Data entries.

╭──

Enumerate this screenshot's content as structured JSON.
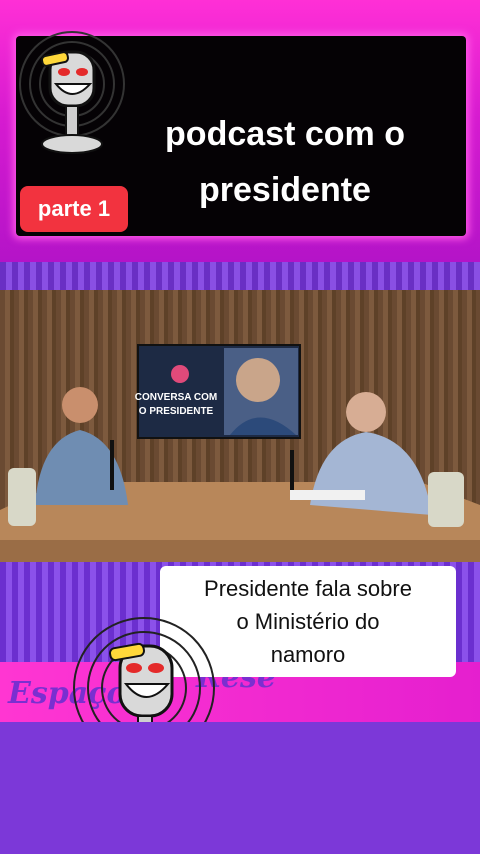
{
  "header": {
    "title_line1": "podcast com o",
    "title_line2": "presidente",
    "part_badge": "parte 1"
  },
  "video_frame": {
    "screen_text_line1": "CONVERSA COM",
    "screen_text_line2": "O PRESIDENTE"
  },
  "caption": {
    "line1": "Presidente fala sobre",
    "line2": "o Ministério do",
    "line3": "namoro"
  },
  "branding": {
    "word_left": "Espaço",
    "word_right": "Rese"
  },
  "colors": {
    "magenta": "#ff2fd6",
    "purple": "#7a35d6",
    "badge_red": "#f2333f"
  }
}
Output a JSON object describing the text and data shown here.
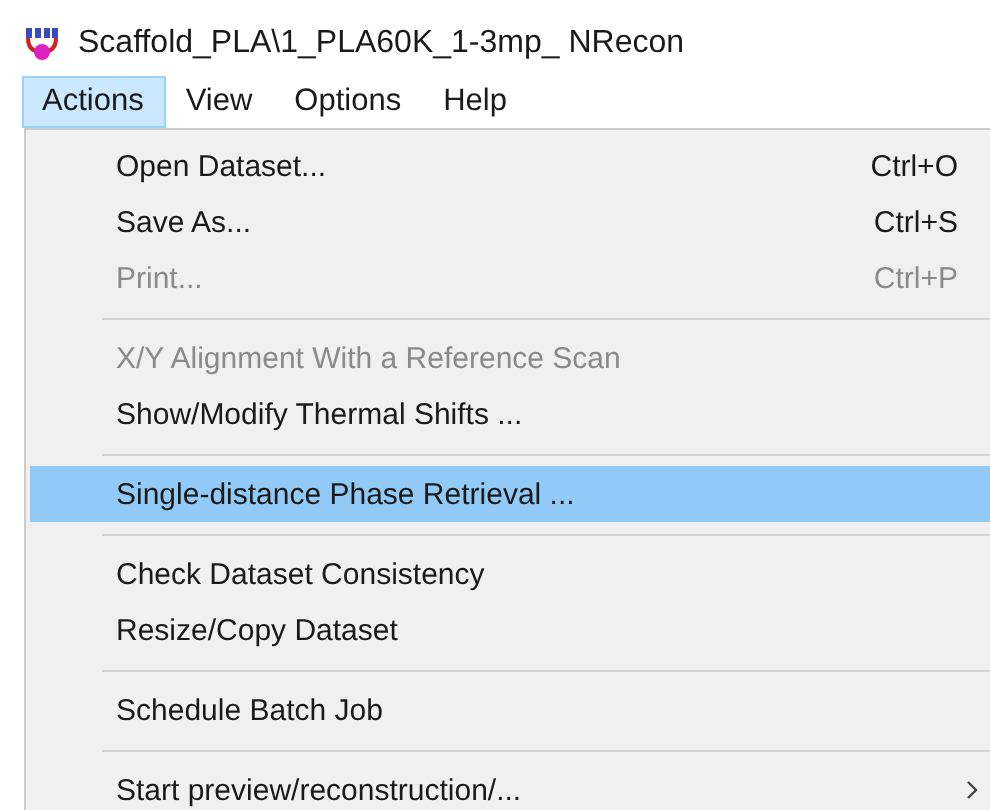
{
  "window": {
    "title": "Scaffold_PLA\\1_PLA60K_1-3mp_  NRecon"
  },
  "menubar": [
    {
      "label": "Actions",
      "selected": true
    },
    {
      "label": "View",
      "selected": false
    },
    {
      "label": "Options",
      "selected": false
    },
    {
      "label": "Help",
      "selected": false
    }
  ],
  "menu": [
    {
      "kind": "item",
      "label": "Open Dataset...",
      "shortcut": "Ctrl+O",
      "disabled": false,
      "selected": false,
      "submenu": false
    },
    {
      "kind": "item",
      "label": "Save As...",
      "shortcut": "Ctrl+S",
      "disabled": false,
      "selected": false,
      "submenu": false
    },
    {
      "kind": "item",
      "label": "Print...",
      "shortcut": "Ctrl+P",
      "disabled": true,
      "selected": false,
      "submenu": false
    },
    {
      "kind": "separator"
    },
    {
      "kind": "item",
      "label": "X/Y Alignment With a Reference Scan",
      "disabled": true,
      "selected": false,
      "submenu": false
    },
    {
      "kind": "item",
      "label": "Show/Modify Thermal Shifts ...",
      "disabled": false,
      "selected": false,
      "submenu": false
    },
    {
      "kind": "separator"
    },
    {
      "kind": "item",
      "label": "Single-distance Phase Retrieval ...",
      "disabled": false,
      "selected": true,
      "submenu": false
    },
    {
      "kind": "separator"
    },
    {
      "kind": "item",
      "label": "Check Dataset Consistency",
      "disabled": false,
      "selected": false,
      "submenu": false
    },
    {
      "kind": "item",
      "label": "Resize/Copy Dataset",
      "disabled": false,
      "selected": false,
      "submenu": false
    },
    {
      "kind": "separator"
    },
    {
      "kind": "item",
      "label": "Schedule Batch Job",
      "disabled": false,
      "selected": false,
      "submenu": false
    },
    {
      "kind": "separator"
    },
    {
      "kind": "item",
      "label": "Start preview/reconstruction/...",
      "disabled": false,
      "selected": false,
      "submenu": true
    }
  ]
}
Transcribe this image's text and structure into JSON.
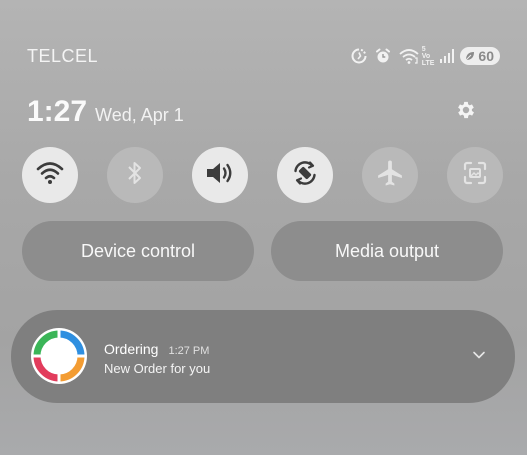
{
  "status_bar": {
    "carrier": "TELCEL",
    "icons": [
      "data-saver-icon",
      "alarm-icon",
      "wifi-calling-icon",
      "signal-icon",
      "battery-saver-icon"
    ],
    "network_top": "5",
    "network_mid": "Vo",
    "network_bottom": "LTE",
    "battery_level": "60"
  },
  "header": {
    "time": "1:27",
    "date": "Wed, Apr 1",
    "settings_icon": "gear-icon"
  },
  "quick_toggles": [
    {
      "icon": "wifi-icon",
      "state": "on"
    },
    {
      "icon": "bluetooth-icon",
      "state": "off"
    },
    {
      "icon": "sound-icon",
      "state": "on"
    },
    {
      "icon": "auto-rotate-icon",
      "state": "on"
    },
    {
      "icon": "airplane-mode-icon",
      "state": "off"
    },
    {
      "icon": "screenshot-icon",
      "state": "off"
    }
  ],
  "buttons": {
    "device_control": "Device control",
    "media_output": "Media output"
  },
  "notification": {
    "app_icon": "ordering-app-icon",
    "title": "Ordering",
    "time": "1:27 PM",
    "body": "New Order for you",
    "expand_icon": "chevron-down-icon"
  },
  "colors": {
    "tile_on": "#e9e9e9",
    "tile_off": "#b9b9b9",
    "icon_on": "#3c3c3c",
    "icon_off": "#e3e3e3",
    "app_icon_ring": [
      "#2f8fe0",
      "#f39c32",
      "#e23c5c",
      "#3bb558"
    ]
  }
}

╰──

DIRECTION. Set down the material above as is, without any pictures.

ANSWER IN FULL.
Enumerate this screenshot's content as structured JSON.
{
  "header": {
    "title_line1": "podcast com o",
    "title_line2": "presidente",
    "part_badge": "parte 1"
  },
  "video_frame": {
    "screen_text_line1": "CONVERSA COM",
    "screen_text_line2": "O PRESIDENTE"
  },
  "caption": {
    "line1": "Presidente fala sobre",
    "line2": "o Ministério do",
    "line3": "namoro"
  },
  "branding": {
    "word_left": "Espaço",
    "word_right": "Rese"
  },
  "colors": {
    "magenta": "#ff2fd6",
    "purple": "#7a35d6",
    "badge_red": "#f2333f"
  }
}
Output a JSON object describing the text and data shown here.
{
  "window": {
    "title": "Scaffold_PLA\\1_PLA60K_1-3mp_  NRecon"
  },
  "menubar": [
    {
      "label": "Actions",
      "selected": true
    },
    {
      "label": "View",
      "selected": false
    },
    {
      "label": "Options",
      "selected": false
    },
    {
      "label": "Help",
      "selected": false
    }
  ],
  "menu": [
    {
      "kind": "item",
      "label": "Open Dataset...",
      "shortcut": "Ctrl+O",
      "disabled": false,
      "selected": false,
      "submenu": false
    },
    {
      "kind": "item",
      "label": "Save As...",
      "shortcut": "Ctrl+S",
      "disabled": false,
      "selected": false,
      "submenu": false
    },
    {
      "kind": "item",
      "label": "Print...",
      "shortcut": "Ctrl+P",
      "disabled": true,
      "selected": false,
      "submenu": false
    },
    {
      "kind": "separator"
    },
    {
      "kind": "item",
      "label": "X/Y Alignment With a Reference Scan",
      "disabled": true,
      "selected": false,
      "submenu": false
    },
    {
      "kind": "item",
      "label": "Show/Modify Thermal Shifts ...",
      "disabled": false,
      "selected": false,
      "submenu": false
    },
    {
      "kind": "separator"
    },
    {
      "kind": "item",
      "label": "Single-distance Phase Retrieval ...",
      "disabled": false,
      "selected": true,
      "submenu": false
    },
    {
      "kind": "separator"
    },
    {
      "kind": "item",
      "label": "Check Dataset Consistency",
      "disabled": false,
      "selected": false,
      "submenu": false
    },
    {
      "kind": "item",
      "label": "Resize/Copy Dataset",
      "disabled": false,
      "selected": false,
      "submenu": false
    },
    {
      "kind": "separator"
    },
    {
      "kind": "item",
      "label": "Schedule Batch Job",
      "disabled": false,
      "selected": false,
      "submenu": false
    },
    {
      "kind": "separator"
    },
    {
      "kind": "item",
      "label": "Start preview/reconstruction/...",
      "disabled": false,
      "selected": false,
      "submenu": true
    }
  ]
}
Transcribe this image's text and structure into JSON.
{
  "status_bar": {
    "carrier": "TELCEL",
    "icons": [
      "data-saver-icon",
      "alarm-icon",
      "wifi-calling-icon",
      "signal-icon",
      "battery-saver-icon"
    ],
    "network_top": "5",
    "network_mid": "Vo",
    "network_bottom": "LTE",
    "battery_level": "60"
  },
  "header": {
    "time": "1:27",
    "date": "Wed, Apr 1",
    "settings_icon": "gear-icon"
  },
  "quick_toggles": [
    {
      "icon": "wifi-icon",
      "state": "on"
    },
    {
      "icon": "bluetooth-icon",
      "state": "off"
    },
    {
      "icon": "sound-icon",
      "state": "on"
    },
    {
      "icon": "auto-rotate-icon",
      "state": "on"
    },
    {
      "icon": "airplane-mode-icon",
      "state": "off"
    },
    {
      "icon": "screenshot-icon",
      "state": "off"
    }
  ],
  "buttons": {
    "device_control": "Device control",
    "media_output": "Media output"
  },
  "notification": {
    "app_icon": "ordering-app-icon",
    "title": "Ordering",
    "time": "1:27 PM",
    "body": "New Order for you",
    "expand_icon": "chevron-down-icon"
  },
  "colors": {
    "tile_on": "#e9e9e9",
    "tile_off": "#b9b9b9",
    "icon_on": "#3c3c3c",
    "icon_off": "#e3e3e3",
    "app_icon_ring": [
      "#2f8fe0",
      "#f39c32",
      "#e23c5c",
      "#3bb558"
    ]
  }
}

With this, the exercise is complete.